# Given data
————

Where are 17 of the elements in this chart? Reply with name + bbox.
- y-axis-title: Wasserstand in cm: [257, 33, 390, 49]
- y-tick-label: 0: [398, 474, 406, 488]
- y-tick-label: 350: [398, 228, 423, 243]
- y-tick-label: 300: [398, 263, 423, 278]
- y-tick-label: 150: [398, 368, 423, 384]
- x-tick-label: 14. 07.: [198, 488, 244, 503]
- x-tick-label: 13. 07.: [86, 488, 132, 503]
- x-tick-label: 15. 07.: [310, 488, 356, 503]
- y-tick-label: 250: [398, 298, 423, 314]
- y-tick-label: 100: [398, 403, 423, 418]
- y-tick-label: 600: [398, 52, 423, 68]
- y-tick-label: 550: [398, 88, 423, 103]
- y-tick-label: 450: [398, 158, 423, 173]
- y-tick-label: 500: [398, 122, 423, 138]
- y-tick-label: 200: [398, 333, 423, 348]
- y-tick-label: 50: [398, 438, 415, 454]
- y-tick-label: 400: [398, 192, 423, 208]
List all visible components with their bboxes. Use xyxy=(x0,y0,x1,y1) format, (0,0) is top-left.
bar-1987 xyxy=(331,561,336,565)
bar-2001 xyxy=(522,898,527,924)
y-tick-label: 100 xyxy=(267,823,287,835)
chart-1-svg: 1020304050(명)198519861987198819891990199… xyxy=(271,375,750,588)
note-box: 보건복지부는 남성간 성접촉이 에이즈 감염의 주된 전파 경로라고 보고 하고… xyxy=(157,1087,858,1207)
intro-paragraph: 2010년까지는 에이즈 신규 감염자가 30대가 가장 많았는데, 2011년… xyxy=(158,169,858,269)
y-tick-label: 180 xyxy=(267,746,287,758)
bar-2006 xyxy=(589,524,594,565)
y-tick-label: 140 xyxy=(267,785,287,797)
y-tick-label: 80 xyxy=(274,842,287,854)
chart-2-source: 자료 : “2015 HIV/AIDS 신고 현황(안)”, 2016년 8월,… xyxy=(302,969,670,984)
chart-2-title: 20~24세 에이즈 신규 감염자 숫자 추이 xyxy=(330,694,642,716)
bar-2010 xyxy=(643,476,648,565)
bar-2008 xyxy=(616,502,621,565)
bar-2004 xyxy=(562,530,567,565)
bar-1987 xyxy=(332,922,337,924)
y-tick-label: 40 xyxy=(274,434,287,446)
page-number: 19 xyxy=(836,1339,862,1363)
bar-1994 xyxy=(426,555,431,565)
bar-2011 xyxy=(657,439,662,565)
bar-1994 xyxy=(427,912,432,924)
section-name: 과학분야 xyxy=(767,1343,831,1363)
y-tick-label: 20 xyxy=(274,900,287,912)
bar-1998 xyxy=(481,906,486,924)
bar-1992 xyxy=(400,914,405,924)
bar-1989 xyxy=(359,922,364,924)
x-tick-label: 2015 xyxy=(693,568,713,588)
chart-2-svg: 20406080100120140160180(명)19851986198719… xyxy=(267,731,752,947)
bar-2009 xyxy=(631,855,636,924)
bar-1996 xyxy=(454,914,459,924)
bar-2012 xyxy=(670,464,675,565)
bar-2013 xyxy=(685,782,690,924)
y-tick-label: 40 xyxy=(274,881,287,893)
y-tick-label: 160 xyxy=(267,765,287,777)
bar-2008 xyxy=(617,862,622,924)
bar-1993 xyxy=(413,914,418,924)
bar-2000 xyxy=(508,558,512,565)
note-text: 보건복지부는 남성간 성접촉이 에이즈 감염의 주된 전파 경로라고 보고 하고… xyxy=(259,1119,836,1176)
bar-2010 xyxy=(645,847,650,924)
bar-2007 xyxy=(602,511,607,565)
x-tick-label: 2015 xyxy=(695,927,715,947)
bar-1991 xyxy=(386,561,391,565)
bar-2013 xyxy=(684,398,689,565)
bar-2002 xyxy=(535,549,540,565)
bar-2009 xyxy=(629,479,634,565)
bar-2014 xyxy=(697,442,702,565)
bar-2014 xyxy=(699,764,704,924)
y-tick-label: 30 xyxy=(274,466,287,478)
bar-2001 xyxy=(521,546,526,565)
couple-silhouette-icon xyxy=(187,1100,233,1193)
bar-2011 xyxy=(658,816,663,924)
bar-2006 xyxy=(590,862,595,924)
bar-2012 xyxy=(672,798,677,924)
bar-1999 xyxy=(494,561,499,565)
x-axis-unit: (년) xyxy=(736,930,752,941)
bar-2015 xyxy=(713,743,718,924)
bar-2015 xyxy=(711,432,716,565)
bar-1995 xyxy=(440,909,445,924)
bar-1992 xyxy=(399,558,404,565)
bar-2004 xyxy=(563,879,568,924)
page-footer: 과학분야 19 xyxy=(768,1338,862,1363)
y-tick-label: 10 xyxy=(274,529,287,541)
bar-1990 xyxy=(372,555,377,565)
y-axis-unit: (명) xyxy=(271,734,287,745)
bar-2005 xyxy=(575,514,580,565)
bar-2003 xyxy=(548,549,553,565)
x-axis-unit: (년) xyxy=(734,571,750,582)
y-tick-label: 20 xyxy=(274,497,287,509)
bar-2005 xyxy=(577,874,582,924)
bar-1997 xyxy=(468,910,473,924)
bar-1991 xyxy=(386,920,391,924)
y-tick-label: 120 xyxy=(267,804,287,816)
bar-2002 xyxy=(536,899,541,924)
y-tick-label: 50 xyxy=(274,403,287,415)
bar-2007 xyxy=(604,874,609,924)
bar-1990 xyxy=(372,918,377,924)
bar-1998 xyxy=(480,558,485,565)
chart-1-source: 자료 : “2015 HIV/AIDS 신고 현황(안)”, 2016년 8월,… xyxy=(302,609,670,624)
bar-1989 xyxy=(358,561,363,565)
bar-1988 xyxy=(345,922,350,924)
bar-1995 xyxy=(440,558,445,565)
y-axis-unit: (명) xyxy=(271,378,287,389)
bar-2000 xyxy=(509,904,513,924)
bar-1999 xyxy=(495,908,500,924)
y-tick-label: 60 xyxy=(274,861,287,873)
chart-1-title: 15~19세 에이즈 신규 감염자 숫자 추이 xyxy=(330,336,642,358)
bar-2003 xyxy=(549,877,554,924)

————

# Directions
Return the rows unchanged, starting at the very first line and stopping after the line that contains "bar-2010 xyxy=(643,476,648,565)", with both of those lines included.

# The reply
Where are 17 of the elements in this chart? Reply with name + bbox.
- y-axis-title: Wasserstand in cm: [257, 33, 390, 49]
- y-tick-label: 0: [398, 474, 406, 488]
- y-tick-label: 350: [398, 228, 423, 243]
- y-tick-label: 300: [398, 263, 423, 278]
- y-tick-label: 150: [398, 368, 423, 384]
- x-tick-label: 14. 07.: [198, 488, 244, 503]
- x-tick-label: 13. 07.: [86, 488, 132, 503]
- x-tick-label: 15. 07.: [310, 488, 356, 503]
- y-tick-label: 250: [398, 298, 423, 314]
- y-tick-label: 100: [398, 403, 423, 418]
- y-tick-label: 600: [398, 52, 423, 68]
- y-tick-label: 550: [398, 88, 423, 103]
- y-tick-label: 450: [398, 158, 423, 173]
- y-tick-label: 500: [398, 122, 423, 138]
- y-tick-label: 200: [398, 333, 423, 348]
- y-tick-label: 50: [398, 438, 415, 454]
- y-tick-label: 400: [398, 192, 423, 208]
List all visible components with their bboxes. Use xyxy=(x0,y0,x1,y1) format, (0,0) is top-left.
bar-1987 xyxy=(331,561,336,565)
bar-2001 xyxy=(522,898,527,924)
y-tick-label: 100 xyxy=(267,823,287,835)
chart-1-svg: 1020304050(명)198519861987198819891990199… xyxy=(271,375,750,588)
note-box: 보건복지부는 남성간 성접촉이 에이즈 감염의 주된 전파 경로라고 보고 하고… xyxy=(157,1087,858,1207)
intro-paragraph: 2010년까지는 에이즈 신규 감염자가 30대가 가장 많았는데, 2011년… xyxy=(158,169,858,269)
y-tick-label: 180 xyxy=(267,746,287,758)
bar-2006 xyxy=(589,524,594,565)
y-tick-label: 140 xyxy=(267,785,287,797)
y-tick-label: 80 xyxy=(274,842,287,854)
chart-2-source: 자료 : “2015 HIV/AIDS 신고 현황(안)”, 2016년 8월,… xyxy=(302,969,670,984)
chart-2-title: 20~24세 에이즈 신규 감염자 숫자 추이 xyxy=(330,694,642,716)
bar-2010 xyxy=(643,476,648,565)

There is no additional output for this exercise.